- WRITTEN INSTRUCTION: Gather up the lines with the word "optional" in them.

☆ ☆ ☆ ☆ ☆

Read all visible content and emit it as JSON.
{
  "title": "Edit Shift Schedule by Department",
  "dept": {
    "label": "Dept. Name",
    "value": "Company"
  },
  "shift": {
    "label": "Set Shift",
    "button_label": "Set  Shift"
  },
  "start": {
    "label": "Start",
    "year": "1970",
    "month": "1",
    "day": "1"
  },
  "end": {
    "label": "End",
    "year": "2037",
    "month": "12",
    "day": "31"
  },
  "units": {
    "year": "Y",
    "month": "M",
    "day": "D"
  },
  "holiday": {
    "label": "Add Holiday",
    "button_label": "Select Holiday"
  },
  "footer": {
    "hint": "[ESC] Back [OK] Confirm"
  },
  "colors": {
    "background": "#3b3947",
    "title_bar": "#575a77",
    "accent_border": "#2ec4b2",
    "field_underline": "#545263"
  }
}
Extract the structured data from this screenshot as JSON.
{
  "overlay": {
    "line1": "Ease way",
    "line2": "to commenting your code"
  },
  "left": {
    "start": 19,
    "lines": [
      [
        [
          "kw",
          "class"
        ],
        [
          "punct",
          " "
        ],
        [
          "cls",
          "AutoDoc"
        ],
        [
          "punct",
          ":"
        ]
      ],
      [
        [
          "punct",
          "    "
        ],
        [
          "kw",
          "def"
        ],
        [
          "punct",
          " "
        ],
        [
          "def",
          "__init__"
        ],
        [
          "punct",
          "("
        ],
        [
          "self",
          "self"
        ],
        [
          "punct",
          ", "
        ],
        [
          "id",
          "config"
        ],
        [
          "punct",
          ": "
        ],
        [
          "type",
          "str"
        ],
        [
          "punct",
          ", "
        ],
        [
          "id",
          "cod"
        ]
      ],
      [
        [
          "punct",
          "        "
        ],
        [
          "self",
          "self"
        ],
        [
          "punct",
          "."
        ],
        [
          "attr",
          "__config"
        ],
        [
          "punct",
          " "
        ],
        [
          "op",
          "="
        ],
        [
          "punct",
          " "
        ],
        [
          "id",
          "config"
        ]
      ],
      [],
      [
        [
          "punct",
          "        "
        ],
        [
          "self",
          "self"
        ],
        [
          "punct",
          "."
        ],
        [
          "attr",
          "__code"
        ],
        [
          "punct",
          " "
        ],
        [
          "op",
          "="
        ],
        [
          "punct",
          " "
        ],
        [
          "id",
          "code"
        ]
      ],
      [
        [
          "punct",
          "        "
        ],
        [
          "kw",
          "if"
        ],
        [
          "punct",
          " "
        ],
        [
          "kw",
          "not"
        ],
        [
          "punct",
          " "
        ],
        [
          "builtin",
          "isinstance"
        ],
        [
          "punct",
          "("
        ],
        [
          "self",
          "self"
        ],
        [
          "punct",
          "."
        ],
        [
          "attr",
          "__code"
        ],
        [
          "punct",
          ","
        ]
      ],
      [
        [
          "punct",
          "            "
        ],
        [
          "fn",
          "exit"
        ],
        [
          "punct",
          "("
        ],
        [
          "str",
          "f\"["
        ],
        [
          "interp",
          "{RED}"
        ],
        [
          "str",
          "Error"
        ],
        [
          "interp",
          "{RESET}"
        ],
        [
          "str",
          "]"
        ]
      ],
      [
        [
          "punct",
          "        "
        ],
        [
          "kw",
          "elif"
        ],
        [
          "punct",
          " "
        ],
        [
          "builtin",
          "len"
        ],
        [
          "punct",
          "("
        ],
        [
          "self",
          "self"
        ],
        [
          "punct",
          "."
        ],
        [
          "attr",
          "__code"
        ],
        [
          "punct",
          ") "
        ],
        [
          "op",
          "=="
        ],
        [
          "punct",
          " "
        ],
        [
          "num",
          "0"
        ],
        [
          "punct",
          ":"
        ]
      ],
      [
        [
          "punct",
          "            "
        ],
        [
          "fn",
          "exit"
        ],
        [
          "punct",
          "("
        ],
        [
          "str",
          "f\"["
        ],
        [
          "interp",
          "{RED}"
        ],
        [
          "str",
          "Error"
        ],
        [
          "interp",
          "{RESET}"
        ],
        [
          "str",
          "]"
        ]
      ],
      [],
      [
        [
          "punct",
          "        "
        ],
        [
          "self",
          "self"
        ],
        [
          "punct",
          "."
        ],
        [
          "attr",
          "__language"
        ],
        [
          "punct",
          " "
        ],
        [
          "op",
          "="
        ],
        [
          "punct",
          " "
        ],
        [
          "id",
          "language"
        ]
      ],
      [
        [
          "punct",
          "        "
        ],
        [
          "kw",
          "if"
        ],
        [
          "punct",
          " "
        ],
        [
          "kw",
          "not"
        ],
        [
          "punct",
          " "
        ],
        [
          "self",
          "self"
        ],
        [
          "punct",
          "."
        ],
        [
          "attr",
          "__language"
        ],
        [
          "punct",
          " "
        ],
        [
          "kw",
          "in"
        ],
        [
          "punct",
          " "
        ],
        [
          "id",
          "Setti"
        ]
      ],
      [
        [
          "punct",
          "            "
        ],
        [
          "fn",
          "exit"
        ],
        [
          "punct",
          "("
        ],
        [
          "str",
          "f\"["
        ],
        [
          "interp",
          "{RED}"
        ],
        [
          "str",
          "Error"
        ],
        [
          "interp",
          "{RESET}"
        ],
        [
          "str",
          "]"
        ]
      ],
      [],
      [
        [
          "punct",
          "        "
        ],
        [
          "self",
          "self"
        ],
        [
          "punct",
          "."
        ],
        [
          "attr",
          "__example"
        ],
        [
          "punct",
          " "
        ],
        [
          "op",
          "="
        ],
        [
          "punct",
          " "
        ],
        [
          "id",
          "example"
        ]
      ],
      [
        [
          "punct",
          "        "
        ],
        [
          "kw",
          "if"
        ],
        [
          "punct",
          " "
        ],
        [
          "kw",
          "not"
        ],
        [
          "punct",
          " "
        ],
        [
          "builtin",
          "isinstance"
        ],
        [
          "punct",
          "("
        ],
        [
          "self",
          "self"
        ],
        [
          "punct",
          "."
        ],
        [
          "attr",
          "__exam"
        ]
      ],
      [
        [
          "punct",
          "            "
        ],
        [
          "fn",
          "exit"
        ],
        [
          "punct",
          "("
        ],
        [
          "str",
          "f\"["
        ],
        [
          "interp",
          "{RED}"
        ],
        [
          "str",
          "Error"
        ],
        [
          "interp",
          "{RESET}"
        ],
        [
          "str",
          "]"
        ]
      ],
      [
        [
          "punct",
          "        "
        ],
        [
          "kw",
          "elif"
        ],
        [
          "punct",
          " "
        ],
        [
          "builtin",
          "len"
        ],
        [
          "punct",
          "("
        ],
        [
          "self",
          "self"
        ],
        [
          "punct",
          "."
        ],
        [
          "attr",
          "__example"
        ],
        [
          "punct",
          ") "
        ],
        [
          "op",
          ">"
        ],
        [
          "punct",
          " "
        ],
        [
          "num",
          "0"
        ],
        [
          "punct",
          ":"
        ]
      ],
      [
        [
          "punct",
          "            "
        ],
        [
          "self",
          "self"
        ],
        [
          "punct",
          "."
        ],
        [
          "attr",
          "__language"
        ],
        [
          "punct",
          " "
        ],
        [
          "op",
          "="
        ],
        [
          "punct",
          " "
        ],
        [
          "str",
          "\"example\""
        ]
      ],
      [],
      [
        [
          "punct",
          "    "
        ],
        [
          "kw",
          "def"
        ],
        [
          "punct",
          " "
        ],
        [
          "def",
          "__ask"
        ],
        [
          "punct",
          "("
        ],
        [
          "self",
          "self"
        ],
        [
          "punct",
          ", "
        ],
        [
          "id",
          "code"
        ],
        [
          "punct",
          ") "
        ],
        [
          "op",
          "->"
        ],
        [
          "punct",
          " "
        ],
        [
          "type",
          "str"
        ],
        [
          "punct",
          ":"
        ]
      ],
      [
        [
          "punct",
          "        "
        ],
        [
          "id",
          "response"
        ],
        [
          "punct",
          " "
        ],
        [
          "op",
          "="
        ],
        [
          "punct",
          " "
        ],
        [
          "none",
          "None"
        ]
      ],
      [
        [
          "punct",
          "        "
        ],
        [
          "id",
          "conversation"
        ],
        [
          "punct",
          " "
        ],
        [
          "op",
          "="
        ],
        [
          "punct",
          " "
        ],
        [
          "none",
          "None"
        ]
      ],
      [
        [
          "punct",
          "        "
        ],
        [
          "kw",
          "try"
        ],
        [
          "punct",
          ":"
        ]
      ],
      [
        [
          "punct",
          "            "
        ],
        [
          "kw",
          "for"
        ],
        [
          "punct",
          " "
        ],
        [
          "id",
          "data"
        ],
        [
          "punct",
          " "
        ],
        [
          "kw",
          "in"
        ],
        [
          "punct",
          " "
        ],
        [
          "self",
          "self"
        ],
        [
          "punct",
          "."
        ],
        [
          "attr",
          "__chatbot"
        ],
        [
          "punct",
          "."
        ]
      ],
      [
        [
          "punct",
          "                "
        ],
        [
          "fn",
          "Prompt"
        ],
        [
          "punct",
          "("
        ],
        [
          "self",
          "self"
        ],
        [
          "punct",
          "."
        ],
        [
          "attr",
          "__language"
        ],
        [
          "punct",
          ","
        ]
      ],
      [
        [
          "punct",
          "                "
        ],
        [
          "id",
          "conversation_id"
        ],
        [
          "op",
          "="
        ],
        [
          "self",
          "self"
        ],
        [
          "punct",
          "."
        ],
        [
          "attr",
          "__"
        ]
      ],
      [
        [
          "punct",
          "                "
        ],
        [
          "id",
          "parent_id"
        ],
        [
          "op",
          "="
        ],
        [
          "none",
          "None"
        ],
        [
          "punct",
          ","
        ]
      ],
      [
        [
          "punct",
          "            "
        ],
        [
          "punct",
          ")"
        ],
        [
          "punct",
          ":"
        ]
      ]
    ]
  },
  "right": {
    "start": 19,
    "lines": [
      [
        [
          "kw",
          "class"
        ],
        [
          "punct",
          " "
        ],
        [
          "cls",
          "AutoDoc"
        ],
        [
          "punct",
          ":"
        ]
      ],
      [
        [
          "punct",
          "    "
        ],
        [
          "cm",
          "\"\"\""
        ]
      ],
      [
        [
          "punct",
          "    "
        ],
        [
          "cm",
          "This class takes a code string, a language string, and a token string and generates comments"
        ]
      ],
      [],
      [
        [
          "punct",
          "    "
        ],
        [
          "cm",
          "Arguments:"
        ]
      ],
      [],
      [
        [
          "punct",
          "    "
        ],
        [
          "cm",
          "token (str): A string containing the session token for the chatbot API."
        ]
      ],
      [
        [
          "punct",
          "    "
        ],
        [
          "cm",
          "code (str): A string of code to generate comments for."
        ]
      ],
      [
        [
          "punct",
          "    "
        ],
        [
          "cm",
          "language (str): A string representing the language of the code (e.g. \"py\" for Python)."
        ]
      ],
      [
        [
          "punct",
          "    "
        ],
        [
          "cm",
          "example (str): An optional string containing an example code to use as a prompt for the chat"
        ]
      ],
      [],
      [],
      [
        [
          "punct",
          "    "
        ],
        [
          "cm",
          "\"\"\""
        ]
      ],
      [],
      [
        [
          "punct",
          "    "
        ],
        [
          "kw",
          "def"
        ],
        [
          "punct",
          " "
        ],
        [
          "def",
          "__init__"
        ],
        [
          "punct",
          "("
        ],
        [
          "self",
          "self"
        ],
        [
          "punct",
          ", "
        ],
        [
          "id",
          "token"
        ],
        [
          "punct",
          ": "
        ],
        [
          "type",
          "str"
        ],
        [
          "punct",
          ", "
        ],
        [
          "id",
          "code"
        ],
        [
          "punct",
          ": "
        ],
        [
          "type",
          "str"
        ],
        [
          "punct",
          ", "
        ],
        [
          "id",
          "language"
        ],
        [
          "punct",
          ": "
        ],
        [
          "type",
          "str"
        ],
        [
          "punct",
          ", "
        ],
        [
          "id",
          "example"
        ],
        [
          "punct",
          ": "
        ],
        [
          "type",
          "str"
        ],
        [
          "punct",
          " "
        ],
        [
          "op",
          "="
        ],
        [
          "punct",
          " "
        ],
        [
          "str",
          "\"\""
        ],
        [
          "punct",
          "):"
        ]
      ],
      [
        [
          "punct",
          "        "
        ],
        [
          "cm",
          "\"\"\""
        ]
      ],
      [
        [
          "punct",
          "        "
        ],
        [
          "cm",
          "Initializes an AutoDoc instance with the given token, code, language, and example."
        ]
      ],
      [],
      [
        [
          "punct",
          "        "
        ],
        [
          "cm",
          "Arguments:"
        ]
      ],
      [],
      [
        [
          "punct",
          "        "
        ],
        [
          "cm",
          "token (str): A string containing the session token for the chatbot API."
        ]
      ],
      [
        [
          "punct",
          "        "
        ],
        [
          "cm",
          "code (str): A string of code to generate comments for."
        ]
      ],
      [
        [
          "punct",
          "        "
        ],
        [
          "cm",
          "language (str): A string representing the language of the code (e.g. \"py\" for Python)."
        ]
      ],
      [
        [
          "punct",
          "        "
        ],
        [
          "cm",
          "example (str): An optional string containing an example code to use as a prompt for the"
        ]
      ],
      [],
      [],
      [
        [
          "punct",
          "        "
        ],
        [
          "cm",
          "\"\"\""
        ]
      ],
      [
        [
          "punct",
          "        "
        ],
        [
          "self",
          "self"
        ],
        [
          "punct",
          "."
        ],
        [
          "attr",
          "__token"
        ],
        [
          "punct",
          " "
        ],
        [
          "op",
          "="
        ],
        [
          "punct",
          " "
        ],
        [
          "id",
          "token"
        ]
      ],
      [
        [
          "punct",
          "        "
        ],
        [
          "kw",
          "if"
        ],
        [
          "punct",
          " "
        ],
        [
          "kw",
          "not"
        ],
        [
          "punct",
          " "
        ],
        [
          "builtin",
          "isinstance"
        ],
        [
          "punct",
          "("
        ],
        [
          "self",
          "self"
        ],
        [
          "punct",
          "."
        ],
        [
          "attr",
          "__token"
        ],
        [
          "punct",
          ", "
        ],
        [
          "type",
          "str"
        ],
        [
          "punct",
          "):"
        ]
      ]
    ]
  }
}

☆ ☆ ☆ ☆ ☆

- FINAL RESULT:
          "example (str): An optional string containing an example code to use as a prompt for the chat"
          "example (str): An optional string containing an example code to use as a prompt for the"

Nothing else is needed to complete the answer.